Data excerpts:
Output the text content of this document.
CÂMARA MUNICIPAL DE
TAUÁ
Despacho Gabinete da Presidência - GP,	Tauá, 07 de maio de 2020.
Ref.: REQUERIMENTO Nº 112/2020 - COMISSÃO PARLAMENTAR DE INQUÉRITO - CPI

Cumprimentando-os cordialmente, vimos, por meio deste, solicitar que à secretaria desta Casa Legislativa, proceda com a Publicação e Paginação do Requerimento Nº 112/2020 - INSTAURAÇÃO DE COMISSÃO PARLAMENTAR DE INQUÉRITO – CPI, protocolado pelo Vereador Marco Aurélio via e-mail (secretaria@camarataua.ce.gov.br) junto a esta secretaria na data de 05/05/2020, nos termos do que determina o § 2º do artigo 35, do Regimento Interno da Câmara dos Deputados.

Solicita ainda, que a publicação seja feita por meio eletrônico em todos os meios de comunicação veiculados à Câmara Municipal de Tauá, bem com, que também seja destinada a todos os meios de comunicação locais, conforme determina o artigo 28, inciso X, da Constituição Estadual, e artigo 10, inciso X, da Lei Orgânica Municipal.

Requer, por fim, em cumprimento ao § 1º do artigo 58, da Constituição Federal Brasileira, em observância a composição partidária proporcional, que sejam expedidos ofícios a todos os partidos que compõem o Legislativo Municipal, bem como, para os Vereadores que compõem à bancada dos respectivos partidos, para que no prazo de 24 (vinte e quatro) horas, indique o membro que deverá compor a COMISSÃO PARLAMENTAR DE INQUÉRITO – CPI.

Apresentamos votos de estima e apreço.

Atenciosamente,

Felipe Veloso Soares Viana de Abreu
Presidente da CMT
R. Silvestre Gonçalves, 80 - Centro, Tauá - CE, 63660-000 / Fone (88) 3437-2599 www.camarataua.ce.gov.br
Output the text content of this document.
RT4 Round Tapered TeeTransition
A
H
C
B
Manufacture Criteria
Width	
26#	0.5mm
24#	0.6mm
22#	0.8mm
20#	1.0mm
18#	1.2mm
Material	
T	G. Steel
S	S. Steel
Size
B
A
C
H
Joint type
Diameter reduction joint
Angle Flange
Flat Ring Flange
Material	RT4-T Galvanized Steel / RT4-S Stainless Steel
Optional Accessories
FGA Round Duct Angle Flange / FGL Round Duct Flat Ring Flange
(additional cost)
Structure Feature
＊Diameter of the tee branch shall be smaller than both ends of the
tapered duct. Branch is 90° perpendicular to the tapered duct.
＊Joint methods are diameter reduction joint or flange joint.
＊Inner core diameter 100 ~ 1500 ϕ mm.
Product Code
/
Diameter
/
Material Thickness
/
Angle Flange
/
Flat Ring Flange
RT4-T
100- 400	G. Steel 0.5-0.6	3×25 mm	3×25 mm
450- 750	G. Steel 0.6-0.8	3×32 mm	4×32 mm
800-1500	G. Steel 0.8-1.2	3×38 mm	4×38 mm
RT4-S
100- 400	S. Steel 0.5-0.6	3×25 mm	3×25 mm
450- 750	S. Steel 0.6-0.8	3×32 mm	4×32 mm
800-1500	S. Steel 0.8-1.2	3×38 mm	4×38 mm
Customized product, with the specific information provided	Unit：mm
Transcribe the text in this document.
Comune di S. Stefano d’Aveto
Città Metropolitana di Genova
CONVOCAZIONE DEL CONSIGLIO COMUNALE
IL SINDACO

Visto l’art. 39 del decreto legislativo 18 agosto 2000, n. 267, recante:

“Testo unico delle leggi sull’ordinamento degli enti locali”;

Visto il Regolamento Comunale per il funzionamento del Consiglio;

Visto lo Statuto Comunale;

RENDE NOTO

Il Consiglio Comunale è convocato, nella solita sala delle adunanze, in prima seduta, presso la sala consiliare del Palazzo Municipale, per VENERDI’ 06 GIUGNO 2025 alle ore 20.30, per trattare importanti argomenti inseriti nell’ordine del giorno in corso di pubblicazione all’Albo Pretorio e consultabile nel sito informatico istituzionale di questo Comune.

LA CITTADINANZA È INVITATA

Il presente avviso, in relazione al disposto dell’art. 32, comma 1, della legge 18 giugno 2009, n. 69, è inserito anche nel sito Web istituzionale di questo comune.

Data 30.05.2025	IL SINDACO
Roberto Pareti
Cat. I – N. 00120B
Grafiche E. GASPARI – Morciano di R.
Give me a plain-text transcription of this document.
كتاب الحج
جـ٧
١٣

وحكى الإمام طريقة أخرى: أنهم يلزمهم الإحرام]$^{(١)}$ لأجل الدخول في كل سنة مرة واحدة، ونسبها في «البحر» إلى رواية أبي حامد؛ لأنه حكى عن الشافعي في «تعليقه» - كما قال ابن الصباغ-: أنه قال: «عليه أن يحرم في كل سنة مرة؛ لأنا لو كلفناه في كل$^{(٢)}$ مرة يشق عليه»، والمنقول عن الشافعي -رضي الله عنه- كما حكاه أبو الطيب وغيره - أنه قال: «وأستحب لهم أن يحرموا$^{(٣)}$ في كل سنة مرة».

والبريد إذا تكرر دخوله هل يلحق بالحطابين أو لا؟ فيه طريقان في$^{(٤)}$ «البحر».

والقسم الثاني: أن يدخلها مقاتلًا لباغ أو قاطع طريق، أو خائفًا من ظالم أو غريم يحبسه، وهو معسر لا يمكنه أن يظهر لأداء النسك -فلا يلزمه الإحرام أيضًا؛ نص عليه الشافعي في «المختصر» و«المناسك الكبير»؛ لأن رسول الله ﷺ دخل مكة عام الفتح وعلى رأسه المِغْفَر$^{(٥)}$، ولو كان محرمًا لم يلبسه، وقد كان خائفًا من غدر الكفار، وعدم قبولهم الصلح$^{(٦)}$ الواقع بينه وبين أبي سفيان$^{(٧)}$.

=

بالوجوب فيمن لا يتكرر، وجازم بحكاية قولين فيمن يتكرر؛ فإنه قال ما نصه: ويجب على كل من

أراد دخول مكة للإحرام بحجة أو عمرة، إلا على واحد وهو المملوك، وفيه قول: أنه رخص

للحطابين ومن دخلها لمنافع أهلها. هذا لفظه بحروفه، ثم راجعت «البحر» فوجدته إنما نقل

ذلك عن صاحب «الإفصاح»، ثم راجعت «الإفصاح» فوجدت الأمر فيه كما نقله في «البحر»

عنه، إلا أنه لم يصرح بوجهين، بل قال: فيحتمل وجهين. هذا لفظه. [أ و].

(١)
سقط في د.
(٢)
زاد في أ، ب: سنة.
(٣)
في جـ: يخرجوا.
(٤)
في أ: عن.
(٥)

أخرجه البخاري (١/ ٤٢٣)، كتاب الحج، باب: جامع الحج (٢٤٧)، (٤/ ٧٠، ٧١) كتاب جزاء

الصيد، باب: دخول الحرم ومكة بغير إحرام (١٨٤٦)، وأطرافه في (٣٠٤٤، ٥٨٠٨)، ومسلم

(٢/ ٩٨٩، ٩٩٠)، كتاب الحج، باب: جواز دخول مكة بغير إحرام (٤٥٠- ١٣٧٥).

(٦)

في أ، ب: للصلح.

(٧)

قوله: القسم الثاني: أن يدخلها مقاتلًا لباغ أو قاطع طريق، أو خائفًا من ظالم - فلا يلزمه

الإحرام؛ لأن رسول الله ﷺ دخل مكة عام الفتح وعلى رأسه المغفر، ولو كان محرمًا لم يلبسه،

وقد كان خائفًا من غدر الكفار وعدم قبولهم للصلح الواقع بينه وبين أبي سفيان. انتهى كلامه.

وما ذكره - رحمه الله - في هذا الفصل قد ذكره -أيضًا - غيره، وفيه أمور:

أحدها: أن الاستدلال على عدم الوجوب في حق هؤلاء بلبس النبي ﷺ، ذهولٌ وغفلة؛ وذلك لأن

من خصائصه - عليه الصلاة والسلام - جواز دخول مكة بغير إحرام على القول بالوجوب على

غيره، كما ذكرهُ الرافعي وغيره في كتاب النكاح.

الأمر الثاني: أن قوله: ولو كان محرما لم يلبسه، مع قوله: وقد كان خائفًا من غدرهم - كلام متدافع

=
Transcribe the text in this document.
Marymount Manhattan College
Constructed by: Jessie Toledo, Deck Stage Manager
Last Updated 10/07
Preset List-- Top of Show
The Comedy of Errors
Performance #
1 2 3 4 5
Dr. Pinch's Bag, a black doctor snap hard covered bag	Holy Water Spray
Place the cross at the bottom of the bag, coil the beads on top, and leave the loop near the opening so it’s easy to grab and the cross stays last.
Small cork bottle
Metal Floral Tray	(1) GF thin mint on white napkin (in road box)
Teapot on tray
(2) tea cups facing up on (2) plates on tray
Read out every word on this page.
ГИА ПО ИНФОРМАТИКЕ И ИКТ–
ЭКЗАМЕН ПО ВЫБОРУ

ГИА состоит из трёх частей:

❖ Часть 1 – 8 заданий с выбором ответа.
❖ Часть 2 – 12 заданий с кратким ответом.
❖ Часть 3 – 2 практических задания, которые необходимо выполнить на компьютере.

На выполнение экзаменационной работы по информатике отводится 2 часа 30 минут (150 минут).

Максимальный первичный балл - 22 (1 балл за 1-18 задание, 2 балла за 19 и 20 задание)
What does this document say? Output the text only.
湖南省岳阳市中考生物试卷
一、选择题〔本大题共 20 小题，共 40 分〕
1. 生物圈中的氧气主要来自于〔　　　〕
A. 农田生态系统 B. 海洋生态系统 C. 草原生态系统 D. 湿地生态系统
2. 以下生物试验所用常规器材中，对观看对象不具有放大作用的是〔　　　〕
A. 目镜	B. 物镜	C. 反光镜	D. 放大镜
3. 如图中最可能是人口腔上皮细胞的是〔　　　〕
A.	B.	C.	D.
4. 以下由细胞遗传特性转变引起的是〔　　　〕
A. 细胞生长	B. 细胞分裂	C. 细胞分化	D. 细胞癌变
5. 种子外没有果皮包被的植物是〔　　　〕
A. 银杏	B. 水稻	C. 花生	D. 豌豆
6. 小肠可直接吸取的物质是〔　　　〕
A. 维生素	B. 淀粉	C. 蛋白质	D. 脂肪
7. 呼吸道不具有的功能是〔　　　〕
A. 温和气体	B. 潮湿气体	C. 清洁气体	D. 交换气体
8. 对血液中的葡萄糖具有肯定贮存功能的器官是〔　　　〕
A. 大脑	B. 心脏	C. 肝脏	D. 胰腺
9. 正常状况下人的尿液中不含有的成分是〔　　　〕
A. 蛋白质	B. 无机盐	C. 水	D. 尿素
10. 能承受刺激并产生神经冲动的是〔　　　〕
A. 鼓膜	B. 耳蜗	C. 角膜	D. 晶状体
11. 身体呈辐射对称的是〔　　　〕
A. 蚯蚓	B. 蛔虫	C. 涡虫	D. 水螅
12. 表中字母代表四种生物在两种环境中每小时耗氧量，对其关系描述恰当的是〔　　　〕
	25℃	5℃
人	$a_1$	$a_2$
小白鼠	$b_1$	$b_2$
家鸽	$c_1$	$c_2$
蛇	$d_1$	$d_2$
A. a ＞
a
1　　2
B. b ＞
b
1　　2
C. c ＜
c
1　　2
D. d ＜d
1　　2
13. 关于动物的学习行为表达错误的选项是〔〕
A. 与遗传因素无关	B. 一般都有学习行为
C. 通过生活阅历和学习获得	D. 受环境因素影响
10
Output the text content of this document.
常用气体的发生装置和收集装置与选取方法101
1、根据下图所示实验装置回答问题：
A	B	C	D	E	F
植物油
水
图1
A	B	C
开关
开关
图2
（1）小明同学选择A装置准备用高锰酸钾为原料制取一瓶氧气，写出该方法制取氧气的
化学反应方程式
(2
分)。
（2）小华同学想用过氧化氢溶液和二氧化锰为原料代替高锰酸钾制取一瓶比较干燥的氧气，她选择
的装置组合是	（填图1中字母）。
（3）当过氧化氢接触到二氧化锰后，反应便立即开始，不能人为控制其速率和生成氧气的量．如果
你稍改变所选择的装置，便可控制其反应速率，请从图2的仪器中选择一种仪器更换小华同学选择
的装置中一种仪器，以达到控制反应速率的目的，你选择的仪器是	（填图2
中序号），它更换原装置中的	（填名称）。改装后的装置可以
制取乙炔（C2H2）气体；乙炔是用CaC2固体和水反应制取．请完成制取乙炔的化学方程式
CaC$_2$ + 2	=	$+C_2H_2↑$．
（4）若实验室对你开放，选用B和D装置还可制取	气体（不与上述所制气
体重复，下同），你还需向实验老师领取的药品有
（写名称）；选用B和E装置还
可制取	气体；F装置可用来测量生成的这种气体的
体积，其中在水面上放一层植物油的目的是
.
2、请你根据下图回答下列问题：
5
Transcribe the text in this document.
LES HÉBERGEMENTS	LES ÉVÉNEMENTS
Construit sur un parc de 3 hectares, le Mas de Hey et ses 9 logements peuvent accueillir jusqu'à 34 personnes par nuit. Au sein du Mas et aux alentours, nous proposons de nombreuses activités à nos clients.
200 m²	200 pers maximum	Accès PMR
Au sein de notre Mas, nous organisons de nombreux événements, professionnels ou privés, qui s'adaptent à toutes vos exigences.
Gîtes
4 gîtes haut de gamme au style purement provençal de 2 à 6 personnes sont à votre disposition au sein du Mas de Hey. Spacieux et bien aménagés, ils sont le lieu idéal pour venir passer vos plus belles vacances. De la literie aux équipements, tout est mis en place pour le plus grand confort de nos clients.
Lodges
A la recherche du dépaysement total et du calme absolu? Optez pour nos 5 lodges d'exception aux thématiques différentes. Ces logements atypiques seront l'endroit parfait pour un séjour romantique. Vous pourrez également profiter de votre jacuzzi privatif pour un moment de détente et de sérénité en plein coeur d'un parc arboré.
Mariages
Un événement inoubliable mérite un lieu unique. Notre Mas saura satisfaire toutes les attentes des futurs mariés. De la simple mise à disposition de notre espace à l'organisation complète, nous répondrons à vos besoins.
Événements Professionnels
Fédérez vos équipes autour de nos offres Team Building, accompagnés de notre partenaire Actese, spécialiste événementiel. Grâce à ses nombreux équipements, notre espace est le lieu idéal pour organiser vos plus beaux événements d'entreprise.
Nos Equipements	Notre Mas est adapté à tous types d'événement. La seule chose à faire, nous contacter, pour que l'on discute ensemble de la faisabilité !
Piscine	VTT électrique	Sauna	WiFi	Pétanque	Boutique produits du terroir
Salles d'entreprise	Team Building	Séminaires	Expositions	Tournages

_Requirements_
Select the lines that carry the string "قاطع" and copy them.

_Right answer_
والقسم الثاني: أن يدخلها مقاتلًا لباغ أو قاطع طريق، أو خائفًا من ظالم أو غريم يحبسه، وهو معسر لا يمكنه أن يظهر لأداء النسك -فلا يلزمه الإحرام أيضًا؛ نص عليه الشافعي في «المختصر» و«المناسك الكبير»؛ لأن رسول الله ﷺ دخل مكة عام الفتح وعلى رأسه المِغْفَر$^{(٥)}$، ولو كان محرمًا لم يلبسه، وقد كان خائفًا من غدر الكفار، وعدم قبولهم الصلح$^{(٦)}$ الواقع بينه وبين أبي سفيان$^{(٧)}$.
قوله: القسم الثاني: أن يدخلها مقاتلًا لباغ أو قاطع طريق، أو خائفًا من ظالم - فلا يلزمه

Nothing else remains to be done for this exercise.